Task details: How many lines in the records below contain the word "capacity"? Answer with the number alone.

Information supplied:
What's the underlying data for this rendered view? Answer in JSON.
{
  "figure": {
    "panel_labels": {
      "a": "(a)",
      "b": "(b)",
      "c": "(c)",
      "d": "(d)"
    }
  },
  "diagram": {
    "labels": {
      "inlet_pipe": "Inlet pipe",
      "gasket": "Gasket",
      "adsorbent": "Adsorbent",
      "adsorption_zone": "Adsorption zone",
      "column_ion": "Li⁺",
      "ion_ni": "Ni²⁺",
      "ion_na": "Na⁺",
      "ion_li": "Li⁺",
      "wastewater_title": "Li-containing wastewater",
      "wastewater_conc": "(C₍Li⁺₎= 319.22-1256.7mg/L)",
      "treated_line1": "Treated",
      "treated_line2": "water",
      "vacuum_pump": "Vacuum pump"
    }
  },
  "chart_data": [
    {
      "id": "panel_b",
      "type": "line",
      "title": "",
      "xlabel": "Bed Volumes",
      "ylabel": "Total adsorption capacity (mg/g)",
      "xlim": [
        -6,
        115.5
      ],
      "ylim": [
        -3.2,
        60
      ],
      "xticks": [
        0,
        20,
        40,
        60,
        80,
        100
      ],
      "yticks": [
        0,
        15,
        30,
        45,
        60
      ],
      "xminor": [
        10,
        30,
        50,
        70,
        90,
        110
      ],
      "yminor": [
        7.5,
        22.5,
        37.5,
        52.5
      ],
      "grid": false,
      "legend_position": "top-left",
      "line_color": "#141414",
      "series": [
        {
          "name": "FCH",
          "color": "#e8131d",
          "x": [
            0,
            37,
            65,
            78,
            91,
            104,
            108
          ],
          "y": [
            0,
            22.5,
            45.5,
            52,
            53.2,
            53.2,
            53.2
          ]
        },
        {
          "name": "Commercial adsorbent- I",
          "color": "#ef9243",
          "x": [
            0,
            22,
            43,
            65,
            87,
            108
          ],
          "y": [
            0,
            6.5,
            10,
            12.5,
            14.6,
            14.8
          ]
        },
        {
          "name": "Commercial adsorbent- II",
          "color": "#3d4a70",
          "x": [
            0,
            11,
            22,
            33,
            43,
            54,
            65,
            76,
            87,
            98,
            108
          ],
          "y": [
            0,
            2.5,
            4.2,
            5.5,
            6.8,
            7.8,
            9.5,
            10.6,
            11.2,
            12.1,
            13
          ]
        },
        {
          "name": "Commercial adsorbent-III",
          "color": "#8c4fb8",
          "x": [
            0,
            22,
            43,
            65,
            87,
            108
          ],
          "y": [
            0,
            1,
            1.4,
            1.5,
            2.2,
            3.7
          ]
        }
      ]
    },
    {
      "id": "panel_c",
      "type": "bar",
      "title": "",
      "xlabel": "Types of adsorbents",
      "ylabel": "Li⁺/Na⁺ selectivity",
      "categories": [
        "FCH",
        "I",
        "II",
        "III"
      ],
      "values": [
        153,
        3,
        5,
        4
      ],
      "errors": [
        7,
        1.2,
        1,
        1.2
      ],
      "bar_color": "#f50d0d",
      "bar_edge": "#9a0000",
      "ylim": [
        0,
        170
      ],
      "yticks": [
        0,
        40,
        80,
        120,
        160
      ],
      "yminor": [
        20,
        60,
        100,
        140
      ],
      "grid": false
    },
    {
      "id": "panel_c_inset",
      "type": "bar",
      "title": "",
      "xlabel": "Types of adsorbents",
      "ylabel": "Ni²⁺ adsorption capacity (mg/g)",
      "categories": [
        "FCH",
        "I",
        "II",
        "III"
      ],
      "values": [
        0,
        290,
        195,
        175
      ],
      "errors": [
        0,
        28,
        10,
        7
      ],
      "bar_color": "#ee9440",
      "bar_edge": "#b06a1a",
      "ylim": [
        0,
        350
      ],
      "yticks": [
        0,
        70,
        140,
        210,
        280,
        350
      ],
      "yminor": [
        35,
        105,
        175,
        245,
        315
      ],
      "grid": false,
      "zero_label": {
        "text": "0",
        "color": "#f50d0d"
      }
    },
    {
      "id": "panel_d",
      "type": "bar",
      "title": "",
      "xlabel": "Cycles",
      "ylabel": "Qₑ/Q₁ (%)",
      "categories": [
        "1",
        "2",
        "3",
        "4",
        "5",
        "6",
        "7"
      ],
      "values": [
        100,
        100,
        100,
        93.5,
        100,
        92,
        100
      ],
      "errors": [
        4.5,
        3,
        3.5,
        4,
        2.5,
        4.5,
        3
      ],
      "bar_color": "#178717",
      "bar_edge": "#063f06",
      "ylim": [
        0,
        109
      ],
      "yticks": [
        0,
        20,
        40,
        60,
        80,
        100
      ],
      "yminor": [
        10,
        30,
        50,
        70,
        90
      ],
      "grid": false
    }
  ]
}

Task result: 2